In one embodiment, a circuit subassembly includes a conductive layer, a dielectric layer formed from a thermosetting composition wherein the thermosetting composition comprises, based on the total weight of the thermosetting composition: a polybutadiene or polyisoprene resin, about 30 to about 70 percent by weight of a magnesium hydroxide having less than about 1000 ppm of ionic contaminants, and about 5 to about 15 percent by weight of a nitrogen-containing compound, wherein the compound comprises at least about 15 weight percent of nitrogen; and an adhesive layer disposed between and in intimate contact with the conductive layer and the dielectric layer, wherein the adhesive comprises a poly(arylene ether), wherein the circuit subassembly has a UL-94 rating of at least V-1. In one embodiment, the adhesive further comprises a polybutadiene or polyisoprene polymer, preferably a carboxy-functionalized polybutadiene or polyisoprene polymer, and optionally an elastomer.

In another embodiment, a circuit subassembly comprises: a conductive layer; and a dielectric layer formed from a thermosetting composition, wherein the thermosetting composition comprises, based on the total weight of the thermosetting composition: a polybutadiene or polyisoprene resin, about 30 to about 70 percent by weight, of a magnesium hydroxide having less than about 1000 ppm of an ionic contaminant, and about 5 to about 15 percent by weight of a nitrogen-containing compound, wherein the nitrogen-containing compound comprises at least about 15 weight percent of nitrogen; and wherein the circuit subassembly has a UL-94 rating of at least V-1.
┄┄┄┄┄┄┄┄┄┄
GIVEN TASK 1 —
Answer these questions from the circuit subassembly excerpt:
(a) In the first embodiment, what does the adhesive layer comprise?
(b) In the second embodiment, how much magnesium hydroxide does the thermosetting composition contain by weight?
(c) What UL-94 rating must the circuit subassembly have in the second embodiment?

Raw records
┄┄┄┄┄┄┄┄┄┄
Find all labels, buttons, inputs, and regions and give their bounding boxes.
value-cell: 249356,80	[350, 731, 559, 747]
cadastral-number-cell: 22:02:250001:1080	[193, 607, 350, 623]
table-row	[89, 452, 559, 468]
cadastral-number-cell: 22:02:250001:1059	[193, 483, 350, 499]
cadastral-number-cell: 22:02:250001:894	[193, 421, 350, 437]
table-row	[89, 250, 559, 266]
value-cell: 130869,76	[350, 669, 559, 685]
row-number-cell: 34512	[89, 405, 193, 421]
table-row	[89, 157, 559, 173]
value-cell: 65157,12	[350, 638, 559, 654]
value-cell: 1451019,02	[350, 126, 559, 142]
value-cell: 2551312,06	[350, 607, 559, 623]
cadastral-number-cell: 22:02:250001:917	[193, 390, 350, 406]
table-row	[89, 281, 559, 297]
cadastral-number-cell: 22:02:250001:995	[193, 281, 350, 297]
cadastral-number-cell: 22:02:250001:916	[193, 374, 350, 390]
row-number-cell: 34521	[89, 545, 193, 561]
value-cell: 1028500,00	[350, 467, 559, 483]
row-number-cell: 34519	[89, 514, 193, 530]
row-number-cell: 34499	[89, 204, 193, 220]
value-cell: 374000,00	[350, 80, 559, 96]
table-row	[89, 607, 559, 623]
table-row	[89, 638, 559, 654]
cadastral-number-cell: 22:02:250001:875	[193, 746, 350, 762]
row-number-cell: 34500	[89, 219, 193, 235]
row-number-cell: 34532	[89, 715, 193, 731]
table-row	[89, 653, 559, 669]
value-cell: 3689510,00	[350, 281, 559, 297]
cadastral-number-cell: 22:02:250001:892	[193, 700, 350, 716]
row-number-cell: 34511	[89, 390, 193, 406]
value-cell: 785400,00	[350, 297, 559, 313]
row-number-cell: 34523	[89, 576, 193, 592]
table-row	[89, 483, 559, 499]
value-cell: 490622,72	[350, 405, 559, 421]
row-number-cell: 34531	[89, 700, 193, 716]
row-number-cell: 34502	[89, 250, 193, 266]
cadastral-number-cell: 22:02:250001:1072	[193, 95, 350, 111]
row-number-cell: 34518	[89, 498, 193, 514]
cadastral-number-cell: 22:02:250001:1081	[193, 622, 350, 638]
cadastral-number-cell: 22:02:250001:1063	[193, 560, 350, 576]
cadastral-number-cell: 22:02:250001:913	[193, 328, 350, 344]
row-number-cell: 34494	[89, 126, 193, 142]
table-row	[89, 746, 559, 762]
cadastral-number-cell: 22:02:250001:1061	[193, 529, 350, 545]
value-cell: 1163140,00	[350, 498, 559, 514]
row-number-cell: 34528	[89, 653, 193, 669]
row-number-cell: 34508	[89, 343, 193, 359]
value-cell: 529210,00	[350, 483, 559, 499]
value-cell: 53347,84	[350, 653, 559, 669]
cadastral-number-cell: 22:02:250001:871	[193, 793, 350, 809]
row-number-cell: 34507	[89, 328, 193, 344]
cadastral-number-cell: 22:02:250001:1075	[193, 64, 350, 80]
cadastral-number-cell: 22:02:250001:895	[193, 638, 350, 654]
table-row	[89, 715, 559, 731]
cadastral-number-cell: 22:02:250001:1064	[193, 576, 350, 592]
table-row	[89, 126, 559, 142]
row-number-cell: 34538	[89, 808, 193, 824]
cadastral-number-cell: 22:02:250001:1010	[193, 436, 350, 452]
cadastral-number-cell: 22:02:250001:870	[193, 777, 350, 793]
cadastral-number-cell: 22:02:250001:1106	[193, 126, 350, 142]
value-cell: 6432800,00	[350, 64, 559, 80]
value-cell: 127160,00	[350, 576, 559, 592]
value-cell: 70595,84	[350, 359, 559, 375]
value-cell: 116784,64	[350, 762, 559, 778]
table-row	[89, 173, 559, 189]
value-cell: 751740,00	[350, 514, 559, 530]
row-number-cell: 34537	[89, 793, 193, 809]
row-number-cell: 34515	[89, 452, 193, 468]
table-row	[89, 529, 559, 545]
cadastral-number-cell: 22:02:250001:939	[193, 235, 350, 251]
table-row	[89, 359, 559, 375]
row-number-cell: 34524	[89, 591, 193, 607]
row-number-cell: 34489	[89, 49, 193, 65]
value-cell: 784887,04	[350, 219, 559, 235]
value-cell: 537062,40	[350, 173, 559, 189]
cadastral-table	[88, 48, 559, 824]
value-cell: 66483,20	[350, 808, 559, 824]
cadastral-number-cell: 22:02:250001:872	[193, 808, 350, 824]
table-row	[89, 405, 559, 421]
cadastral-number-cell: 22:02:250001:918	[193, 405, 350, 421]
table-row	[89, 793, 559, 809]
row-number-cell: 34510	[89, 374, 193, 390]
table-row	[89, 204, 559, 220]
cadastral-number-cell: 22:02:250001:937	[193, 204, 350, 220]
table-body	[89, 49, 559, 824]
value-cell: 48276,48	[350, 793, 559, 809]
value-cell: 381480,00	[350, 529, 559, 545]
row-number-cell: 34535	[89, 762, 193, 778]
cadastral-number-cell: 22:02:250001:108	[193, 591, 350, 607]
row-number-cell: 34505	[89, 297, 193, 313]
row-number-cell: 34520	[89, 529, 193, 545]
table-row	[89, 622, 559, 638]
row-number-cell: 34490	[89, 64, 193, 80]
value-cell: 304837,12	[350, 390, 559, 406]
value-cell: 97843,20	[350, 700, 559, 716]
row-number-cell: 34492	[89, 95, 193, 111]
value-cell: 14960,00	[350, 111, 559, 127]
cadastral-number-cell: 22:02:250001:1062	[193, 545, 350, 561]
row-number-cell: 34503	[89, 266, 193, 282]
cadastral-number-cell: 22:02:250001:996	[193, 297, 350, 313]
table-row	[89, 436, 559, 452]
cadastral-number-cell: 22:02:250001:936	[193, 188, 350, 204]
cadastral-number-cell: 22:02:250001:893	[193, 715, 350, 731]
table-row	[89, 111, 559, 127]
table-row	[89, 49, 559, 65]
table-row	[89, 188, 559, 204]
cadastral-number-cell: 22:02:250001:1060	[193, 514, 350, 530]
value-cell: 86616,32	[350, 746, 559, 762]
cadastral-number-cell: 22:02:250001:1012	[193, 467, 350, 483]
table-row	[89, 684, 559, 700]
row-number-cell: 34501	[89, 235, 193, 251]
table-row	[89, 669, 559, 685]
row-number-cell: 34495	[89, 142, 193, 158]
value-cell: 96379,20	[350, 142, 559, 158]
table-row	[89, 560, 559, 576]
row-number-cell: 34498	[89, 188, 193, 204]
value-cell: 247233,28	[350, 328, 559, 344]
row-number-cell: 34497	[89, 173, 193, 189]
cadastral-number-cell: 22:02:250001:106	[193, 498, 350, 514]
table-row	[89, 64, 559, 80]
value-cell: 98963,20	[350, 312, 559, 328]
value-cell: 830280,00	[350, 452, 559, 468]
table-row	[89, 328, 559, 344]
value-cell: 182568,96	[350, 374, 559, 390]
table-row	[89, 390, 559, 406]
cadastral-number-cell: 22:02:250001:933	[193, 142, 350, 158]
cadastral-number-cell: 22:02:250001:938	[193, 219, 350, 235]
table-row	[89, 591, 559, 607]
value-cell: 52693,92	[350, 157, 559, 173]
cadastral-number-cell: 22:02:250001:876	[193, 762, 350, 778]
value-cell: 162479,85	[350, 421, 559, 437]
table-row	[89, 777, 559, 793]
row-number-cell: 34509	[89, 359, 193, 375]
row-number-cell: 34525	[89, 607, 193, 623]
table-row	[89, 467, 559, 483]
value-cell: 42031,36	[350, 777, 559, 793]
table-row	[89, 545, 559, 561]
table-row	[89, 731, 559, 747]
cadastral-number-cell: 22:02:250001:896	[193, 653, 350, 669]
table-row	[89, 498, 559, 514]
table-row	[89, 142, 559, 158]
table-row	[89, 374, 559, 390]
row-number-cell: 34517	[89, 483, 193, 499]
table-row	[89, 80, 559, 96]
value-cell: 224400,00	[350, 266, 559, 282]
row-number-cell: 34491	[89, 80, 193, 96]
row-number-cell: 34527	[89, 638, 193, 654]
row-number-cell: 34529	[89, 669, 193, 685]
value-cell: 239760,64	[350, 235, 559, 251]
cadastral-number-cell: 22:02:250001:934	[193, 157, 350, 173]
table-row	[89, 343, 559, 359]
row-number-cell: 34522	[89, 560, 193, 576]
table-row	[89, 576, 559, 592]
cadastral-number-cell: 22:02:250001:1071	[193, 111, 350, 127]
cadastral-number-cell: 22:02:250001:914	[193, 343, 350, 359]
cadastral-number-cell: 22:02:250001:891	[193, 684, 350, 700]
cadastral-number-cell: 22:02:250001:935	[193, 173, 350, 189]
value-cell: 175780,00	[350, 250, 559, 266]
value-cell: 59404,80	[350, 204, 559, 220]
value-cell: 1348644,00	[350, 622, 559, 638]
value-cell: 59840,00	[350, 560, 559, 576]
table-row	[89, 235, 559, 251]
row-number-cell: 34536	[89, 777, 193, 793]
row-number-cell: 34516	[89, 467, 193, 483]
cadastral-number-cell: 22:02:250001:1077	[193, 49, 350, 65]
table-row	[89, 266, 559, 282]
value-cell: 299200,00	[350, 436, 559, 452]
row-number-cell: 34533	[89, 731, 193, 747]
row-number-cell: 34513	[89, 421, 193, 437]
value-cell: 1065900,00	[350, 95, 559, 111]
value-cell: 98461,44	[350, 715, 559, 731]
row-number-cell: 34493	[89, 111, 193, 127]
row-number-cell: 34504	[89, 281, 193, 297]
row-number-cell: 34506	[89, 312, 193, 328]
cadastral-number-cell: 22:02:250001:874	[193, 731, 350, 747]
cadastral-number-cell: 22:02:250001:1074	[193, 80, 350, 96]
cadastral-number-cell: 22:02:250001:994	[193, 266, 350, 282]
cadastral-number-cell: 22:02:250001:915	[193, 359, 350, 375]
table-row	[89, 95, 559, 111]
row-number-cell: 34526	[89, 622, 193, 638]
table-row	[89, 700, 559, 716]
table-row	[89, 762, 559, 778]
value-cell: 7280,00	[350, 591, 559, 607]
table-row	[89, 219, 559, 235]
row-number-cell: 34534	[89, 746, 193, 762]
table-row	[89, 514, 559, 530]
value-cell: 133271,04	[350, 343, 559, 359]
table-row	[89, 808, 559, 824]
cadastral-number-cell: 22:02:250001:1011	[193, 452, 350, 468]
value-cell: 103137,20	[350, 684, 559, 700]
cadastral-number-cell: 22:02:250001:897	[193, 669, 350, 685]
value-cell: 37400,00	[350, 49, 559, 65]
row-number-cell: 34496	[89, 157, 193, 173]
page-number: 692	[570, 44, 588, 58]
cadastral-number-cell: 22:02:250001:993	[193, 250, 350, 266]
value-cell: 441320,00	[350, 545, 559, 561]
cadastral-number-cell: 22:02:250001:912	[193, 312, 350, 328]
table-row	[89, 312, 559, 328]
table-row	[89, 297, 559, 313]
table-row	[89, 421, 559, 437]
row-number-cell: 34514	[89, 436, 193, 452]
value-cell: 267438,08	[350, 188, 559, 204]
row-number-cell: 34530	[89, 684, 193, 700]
┄┄┄┄┄┄┄┄┄┄
GIVEN TASK 2 — Starting with the first line of the records and going on through the line that contains "374, 350, 390]", give those record lines as a Markdown table with the columns Row and Line. Leave out any blank lines.

COMPLETE OUTPUT 1 —
(a) A poly(arylene ether)
(b) About 30 to about 70 percent by weight
(c) At least V-1

COMPLETE OUTPUT 2 —
| Row | Line |
|---|---|
| 1 | Find all labels, buttons, inputs, and regions and give their bounding boxes. |
| 2 | value-cell: 249356,80	[350, 731, 559, 747] |
| 3 | cadastral-number-cell: 22:02:250001:1080	[193, 607, 350, 623] |
| 4 | table-row	[89, 452, 559, 468] |
| 5 | cadastral-number-cell: 22:02:250001:1059	[193, 483, 350, 499] |
| 6 | cadastral-number-cell: 22:02:250001:894	[193, 421, 350, 437] |
| 7 | table-row	[89, 250, 559, 266] |
| 8 | value-cell: 130869,76	[350, 669, 559, 685] |
| 9 | row-number-cell: 34512	[89, 405, 193, 421] |
| 10 | table-row	[89, 157, 559, 173] |
| 11 | value-cell: 65157,12	[350, 638, 559, 654] |
| 12 | value-cell: 1451019,02	[350, 126, 559, 142] |
| 13 | value-cell: 2551312,06	[350, 607, 559, 623] |
| 14 | cadastral-number-cell: 22:02:250001:917	[193, 390, 350, 406] |
| 15 | table-row	[89, 281, 559, 297] |
| 16 | cadastral-number-cell: 22:02:250001:995	[193, 281, 350, 297] |
| 17 | cadastral-number-cell: 22:02:250001:916	[193, 374, 350, 390] |